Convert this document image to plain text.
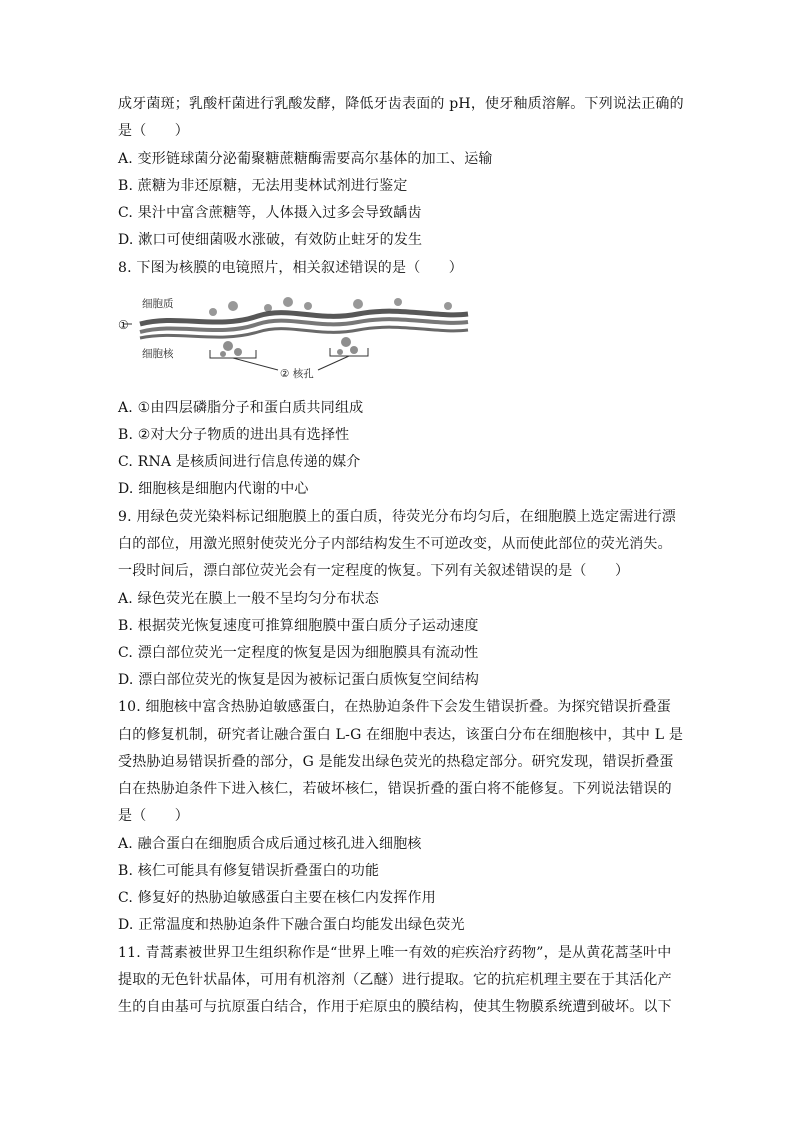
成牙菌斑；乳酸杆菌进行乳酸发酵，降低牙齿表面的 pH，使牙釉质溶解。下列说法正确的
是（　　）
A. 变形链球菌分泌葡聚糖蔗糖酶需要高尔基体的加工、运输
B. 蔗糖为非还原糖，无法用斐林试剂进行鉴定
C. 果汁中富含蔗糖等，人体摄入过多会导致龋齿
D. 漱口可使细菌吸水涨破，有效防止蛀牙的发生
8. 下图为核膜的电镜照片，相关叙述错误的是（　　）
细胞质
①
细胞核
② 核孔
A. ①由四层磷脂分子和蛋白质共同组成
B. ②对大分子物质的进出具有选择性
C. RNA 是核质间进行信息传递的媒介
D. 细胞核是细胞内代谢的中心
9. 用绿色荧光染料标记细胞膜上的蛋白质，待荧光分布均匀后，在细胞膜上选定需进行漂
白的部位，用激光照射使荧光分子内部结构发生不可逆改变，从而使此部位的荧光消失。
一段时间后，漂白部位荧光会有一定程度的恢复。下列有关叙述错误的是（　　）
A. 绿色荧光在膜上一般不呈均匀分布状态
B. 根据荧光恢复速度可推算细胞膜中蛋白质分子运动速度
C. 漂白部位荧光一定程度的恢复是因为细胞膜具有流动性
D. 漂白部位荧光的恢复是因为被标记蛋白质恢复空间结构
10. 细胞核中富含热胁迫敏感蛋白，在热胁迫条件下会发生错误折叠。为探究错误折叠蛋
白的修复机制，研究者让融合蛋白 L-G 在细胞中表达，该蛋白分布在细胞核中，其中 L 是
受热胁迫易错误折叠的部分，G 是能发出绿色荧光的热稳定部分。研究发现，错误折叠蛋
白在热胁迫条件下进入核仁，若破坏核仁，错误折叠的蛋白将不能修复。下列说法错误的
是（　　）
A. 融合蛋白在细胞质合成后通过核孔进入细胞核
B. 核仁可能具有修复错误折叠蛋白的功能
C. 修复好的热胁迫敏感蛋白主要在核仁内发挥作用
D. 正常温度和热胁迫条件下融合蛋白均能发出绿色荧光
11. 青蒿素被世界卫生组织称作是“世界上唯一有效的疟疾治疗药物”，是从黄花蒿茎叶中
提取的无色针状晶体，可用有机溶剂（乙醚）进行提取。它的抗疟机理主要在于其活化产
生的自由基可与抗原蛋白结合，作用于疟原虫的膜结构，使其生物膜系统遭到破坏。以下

· · ·

§ **Task prompt**
Exactly reproduce each record, leaving out any pictures.

§ **Task solution**
Convert this document image to plain text.
成牙菌斑；乳酸杆菌进行乳酸发酵，降低牙齿表面的 pH，使牙釉质溶解。下列说法正确的
是（　　）
A. 变形链球菌分泌葡聚糖蔗糖酶需要高尔基体的加工、运输
B. 蔗糖为非还原糖，无法用斐林试剂进行鉴定
C. 果汁中富含蔗糖等，人体摄入过多会导致龋齿
D. 漱口可使细菌吸水涨破，有效防止蛀牙的发生
8. 下图为核膜的电镜照片，相关叙述错误的是（　　）
细胞质
①
细胞核
② 核孔
A. ①由四层磷脂分子和蛋白质共同组成
B. ②对大分子物质的进出具有选择性
C. RNA 是核质间进行信息传递的媒介
D. 细胞核是细胞内代谢的中心
9. 用绿色荧光染料标记细胞膜上的蛋白质，待荧光分布均匀后，在细胞膜上选定需进行漂
白的部位，用激光照射使荧光分子内部结构发生不可逆改变，从而使此部位的荧光消失。
一段时间后，漂白部位荧光会有一定程度的恢复。下列有关叙述错误的是（　　）
A. 绿色荧光在膜上一般不呈均匀分布状态
B. 根据荧光恢复速度可推算细胞膜中蛋白质分子运动速度
C. 漂白部位荧光一定程度的恢复是因为细胞膜具有流动性
D. 漂白部位荧光的恢复是因为被标记蛋白质恢复空间结构
10. 细胞核中富含热胁迫敏感蛋白，在热胁迫条件下会发生错误折叠。为探究错误折叠蛋
白的修复机制，研究者让融合蛋白 L-G 在细胞中表达，该蛋白分布在细胞核中，其中 L 是
受热胁迫易错误折叠的部分，G 是能发出绿色荧光的热稳定部分。研究发现，错误折叠蛋
白在热胁迫条件下进入核仁，若破坏核仁，错误折叠的蛋白将不能修复。下列说法错误的
是（　　）
A. 融合蛋白在细胞质合成后通过核孔进入细胞核
B. 核仁可能具有修复错误折叠蛋白的功能
C. 修复好的热胁迫敏感蛋白主要在核仁内发挥作用
D. 正常温度和热胁迫条件下融合蛋白均能发出绿色荧光
11. 青蒿素被世界卫生组织称作是“世界上唯一有效的疟疾治疗药物”，是从黄花蒿茎叶中
提取的无色针状晶体，可用有机溶剂（乙醚）进行提取。它的抗疟机理主要在于其活化产
生的自由基可与抗原蛋白结合，作用于疟原虫的膜结构，使其生物膜系统遭到破坏。以下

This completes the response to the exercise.